§ **STATED PROBLEM**: Using the listing below, give the number of lines where "this" appears, and nothing else.

## Begin INPUT ROWS

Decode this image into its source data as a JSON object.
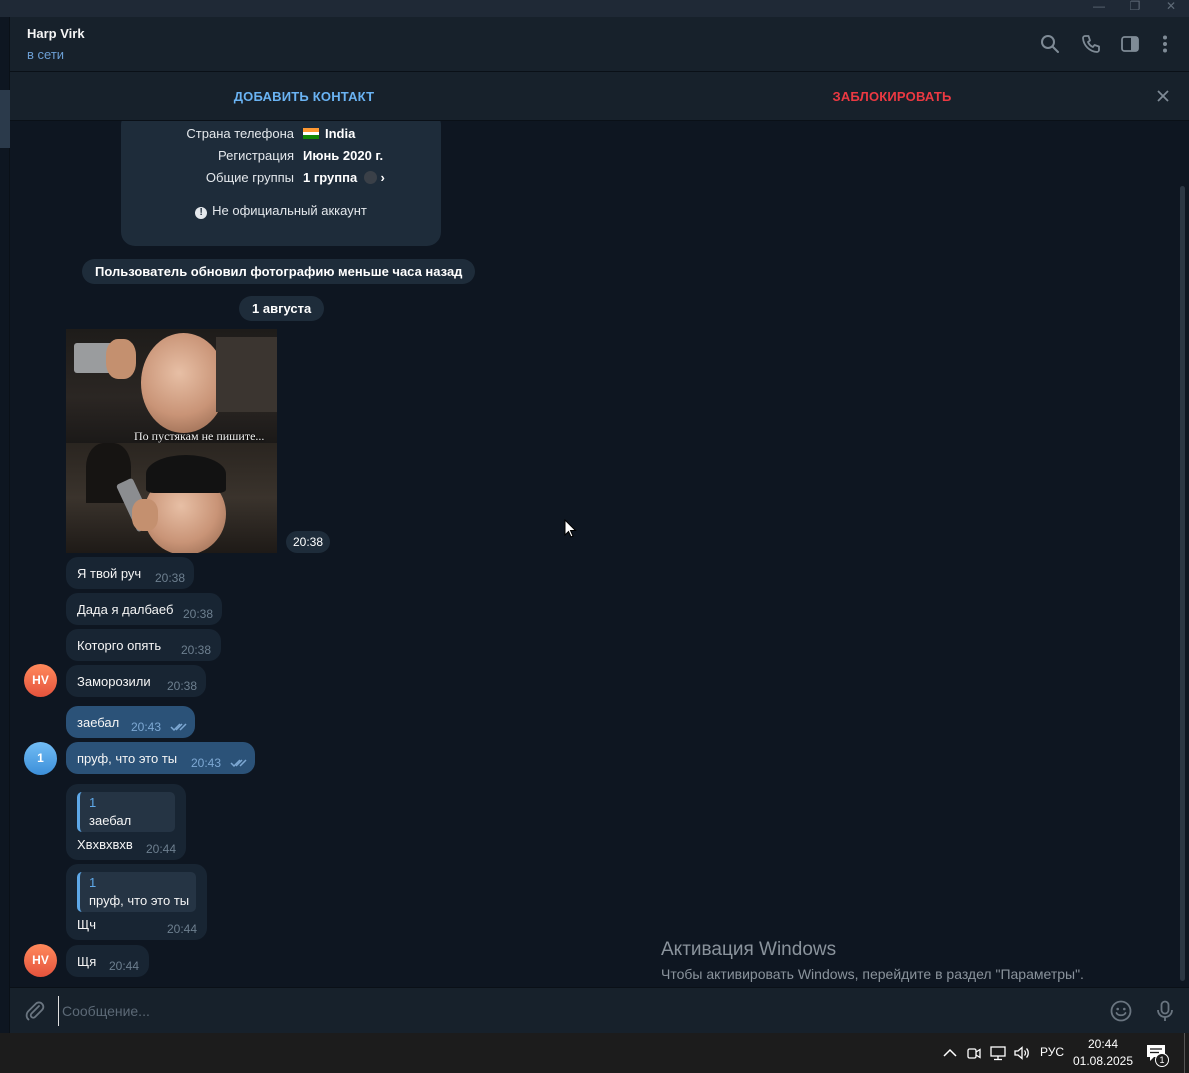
{
  "window": {
    "minimize_glyph": "—",
    "maximize_glyph": "❐",
    "close_glyph": "✕"
  },
  "header": {
    "name": "Harp Virk",
    "status": "в сети",
    "icons": [
      "search-icon",
      "phone-icon",
      "sidebar-toggle-icon",
      "more-vertical-icon"
    ]
  },
  "action_bar": {
    "add_contact": "ДОБАВИТЬ КОНТАКТ",
    "block": "ЗАБЛОКИРОВАТЬ",
    "close_icon": "close-icon"
  },
  "info_card": {
    "rows": [
      {
        "label": "Страна телефона",
        "value": "India",
        "icon": "india-flag-icon"
      },
      {
        "label": "Регистрация",
        "value": "Июнь 2020 г."
      },
      {
        "label": "Общие группы",
        "value": "1 группа",
        "suffix": "›"
      }
    ],
    "note": "Не официальный аккаунт",
    "note_icon": "!"
  },
  "service_message": "Пользователь обновил фотографию меньше часа назад",
  "date_separator": "1 августа",
  "photo": {
    "caption": "По пустякам не пишите...",
    "time": "20:38"
  },
  "messages": [
    {
      "text": "Я твой руч",
      "time": "20:38",
      "direction": "in"
    },
    {
      "text": "Дада я далбаеб",
      "time": "20:38",
      "direction": "in"
    },
    {
      "text": "Которго опять",
      "time": "20:38",
      "direction": "in"
    },
    {
      "text": "Заморозили",
      "time": "20:38",
      "direction": "in",
      "avatar": "HV"
    },
    {
      "text": "заебал",
      "time": "20:43",
      "direction": "out",
      "read": true
    },
    {
      "text": "пруф, что это ты",
      "time": "20:43",
      "direction": "out",
      "read": true,
      "avatar": "1"
    }
  ],
  "replies": [
    {
      "reply_name": "1",
      "reply_text": "заебал",
      "text": "Хвхвхвхв",
      "time": "20:44"
    },
    {
      "reply_name": "1",
      "reply_text": "пруф, что это ты",
      "text": "Щч",
      "time": "20:44"
    }
  ],
  "last_message": {
    "text": "Щя",
    "time": "20:44",
    "avatar": "HV"
  },
  "watermark": {
    "title": "Активация Windows",
    "subtitle": "Чтобы активировать Windows, перейдите в раздел \"Параметры\"."
  },
  "composer": {
    "placeholder": "Сообщение...",
    "value": "",
    "icons": [
      "attach-icon",
      "emoji-icon",
      "microphone-icon"
    ]
  },
  "taskbar": {
    "language": "РУС",
    "time": "20:44",
    "date": "01.08.2025",
    "notification_count": "1",
    "icons": [
      "chevron-up-icon",
      "meet-now-icon",
      "network-icon",
      "volume-icon",
      "notification-icon"
    ]
  },
  "colors": {
    "background": "#0e1621",
    "panel": "#17212b",
    "incoming_bubble": "#182533",
    "outgoing_bubble": "#2b5278",
    "accent": "#6ab3f3",
    "danger": "#ec3942"
  }
}
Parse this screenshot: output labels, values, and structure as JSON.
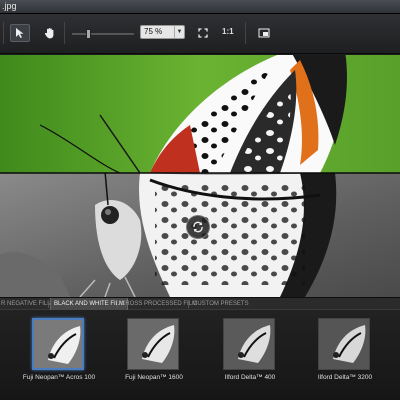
{
  "window": {
    "title_fragment": ".jpg"
  },
  "toolbar": {
    "zoom_value": "75 %",
    "one_to_one_label": "1:1"
  },
  "film_tabs": [
    {
      "label": "R NEGATIVE FILM",
      "active": false
    },
    {
      "label": "BLACK AND WHITE FILM",
      "active": true
    },
    {
      "label": "CROSS PROCESSED FILM",
      "active": false
    },
    {
      "label": "CUSTOM PRESETS",
      "active": false
    }
  ],
  "presets": [
    {
      "label": "Fuji Neopan™ Acros 100",
      "selected": true
    },
    {
      "label": "Fuji Neopan™ 1600",
      "selected": false
    },
    {
      "label": "Ilford Delta™ 400",
      "selected": false
    },
    {
      "label": "Ilford Delta™ 3200",
      "selected": false
    }
  ],
  "colors": {
    "accent": "#4a7dbf",
    "bg": "#1b1b1b",
    "leaf_green": "#5aa12a",
    "wing_orange": "#e0701a"
  },
  "icons": [
    "arrow-pointer-icon",
    "hand-icon",
    "fit-screen-icon",
    "one-to-one-icon",
    "compare-view-icon",
    "swap-rotate-icon"
  ]
}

## End INPUT ROWS

§ **CORRECT RESULT**: 2